(Stored data entries)
+++++
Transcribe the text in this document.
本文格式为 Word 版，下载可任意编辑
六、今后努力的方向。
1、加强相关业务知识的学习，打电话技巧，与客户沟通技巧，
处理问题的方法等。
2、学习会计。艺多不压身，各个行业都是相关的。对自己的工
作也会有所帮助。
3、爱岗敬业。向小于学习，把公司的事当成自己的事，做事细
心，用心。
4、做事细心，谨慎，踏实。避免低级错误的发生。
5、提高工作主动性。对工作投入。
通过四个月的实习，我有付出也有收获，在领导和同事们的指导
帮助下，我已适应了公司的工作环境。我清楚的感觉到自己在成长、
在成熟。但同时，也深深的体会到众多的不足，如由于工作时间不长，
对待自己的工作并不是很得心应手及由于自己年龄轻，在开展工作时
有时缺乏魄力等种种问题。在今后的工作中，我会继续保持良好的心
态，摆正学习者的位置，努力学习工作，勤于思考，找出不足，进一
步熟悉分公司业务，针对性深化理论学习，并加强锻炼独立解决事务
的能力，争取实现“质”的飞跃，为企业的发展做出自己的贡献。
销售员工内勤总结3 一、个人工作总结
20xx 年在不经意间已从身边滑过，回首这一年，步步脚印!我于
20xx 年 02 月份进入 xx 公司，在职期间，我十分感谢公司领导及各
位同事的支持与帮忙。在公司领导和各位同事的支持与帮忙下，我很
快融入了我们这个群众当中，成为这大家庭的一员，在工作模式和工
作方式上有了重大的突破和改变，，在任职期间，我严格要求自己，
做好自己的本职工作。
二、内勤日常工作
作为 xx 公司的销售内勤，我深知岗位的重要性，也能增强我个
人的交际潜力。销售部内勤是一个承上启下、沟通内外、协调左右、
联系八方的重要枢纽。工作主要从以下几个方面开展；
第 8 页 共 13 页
+++++
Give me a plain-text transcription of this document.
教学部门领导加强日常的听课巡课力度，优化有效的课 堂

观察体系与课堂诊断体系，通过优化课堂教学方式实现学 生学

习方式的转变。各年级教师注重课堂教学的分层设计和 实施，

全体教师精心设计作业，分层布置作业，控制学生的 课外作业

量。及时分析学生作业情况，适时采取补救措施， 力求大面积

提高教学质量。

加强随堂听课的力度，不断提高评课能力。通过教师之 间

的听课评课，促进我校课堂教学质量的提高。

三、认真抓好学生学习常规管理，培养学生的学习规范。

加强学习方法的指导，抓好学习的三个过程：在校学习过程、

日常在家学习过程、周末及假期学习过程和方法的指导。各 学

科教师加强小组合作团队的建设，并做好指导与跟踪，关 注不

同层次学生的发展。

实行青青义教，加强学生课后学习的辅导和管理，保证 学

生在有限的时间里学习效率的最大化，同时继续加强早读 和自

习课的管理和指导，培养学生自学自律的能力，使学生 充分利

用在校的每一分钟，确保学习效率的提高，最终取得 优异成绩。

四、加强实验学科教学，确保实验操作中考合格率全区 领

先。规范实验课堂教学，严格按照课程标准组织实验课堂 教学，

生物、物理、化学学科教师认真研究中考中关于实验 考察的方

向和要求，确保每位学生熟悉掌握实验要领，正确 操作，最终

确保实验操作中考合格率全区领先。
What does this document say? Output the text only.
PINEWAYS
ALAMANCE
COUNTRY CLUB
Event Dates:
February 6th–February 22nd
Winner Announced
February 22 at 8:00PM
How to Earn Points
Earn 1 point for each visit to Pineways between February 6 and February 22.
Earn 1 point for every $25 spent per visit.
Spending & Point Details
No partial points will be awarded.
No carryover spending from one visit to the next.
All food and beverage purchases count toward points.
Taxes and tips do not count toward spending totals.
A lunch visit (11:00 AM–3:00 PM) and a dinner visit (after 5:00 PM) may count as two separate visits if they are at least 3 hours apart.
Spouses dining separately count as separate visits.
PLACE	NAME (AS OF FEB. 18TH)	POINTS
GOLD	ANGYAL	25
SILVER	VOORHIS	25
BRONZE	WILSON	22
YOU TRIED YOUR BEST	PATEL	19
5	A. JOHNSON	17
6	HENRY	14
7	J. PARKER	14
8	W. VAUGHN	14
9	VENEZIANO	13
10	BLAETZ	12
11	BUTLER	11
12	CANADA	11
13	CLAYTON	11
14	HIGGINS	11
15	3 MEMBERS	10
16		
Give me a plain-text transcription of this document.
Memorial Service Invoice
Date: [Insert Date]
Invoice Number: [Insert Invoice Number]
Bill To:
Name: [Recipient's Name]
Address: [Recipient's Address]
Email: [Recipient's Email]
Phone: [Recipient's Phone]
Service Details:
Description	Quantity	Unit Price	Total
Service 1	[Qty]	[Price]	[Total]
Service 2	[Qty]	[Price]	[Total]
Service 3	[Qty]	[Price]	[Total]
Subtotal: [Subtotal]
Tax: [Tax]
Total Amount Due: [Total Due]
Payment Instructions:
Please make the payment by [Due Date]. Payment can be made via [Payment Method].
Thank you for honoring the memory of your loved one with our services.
+++++
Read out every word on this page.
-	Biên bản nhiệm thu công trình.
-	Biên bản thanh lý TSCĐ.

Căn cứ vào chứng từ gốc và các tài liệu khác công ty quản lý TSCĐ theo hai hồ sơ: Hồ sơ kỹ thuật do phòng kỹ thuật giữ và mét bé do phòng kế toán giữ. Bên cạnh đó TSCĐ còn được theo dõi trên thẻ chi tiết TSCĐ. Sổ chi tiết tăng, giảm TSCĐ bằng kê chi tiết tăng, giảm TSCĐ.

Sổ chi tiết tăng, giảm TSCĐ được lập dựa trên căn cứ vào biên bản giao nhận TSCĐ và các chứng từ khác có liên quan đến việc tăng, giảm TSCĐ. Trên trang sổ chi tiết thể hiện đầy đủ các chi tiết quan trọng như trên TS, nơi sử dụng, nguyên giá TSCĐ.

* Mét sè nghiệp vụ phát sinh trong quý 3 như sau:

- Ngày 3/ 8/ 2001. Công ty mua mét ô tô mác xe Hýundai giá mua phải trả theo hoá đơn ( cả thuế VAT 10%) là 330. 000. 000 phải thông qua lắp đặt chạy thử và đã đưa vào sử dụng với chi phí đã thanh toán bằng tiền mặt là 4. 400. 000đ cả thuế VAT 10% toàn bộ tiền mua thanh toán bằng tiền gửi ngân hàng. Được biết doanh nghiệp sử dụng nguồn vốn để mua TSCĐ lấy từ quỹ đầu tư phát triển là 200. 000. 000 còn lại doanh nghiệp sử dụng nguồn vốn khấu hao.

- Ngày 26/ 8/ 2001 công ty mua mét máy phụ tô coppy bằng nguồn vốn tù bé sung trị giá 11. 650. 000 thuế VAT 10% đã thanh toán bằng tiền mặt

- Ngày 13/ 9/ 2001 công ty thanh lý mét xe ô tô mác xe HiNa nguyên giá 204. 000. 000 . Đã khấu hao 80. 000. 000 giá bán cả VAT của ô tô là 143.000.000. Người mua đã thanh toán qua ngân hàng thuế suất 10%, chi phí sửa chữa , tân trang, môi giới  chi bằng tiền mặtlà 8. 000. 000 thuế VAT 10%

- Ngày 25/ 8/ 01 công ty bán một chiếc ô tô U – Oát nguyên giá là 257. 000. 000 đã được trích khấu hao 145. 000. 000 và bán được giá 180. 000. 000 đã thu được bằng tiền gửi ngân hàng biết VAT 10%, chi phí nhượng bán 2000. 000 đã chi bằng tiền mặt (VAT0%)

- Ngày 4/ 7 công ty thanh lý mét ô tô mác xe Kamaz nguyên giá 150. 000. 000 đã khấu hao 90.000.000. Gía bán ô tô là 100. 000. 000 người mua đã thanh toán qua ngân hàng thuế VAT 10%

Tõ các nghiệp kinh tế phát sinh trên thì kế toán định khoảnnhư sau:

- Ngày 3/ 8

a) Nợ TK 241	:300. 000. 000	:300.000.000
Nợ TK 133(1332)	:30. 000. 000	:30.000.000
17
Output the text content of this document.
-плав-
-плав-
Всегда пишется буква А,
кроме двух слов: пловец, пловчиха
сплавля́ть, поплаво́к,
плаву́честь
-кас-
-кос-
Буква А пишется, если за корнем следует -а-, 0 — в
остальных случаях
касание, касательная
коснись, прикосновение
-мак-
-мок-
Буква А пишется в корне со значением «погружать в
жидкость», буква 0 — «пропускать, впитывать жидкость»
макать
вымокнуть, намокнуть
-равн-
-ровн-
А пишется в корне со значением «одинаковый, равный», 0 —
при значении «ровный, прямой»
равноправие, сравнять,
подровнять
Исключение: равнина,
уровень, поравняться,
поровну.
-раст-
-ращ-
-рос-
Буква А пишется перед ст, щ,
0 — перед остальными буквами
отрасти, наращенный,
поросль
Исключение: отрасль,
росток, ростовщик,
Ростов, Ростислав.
+++++
= WHAT THE TASK ASKS =
Find each line holding the word "trang" and copy it.

= EXERCISE RESULT =
Sổ chi tiết tăng, giảm TSCĐ được lập dựa trên căn cứ vào biên bản giao nhận TSCĐ và các chứng từ khác có liên quan đến việc tăng, giảm TSCĐ. Trên trang sổ chi tiết thể hiện đầy đủ các chi tiết quan trọng như trên TS, nơi sử dụng, nguyên giá TSCĐ.
- Ngày 13/ 9/ 2001 công ty thanh lý mét xe ô tô mác xe HiNa nguyên giá 204. 000. 000 . Đã khấu hao 80. 000. 000 giá bán cả VAT của ô tô là 143.000.000. Người mua đã thanh toán qua ngân hàng thuế suất 10%, chi phí sửa chữa , tân trang, môi giới  chi bằng tiền mặtlà 8. 000. 000 thuế VAT 10%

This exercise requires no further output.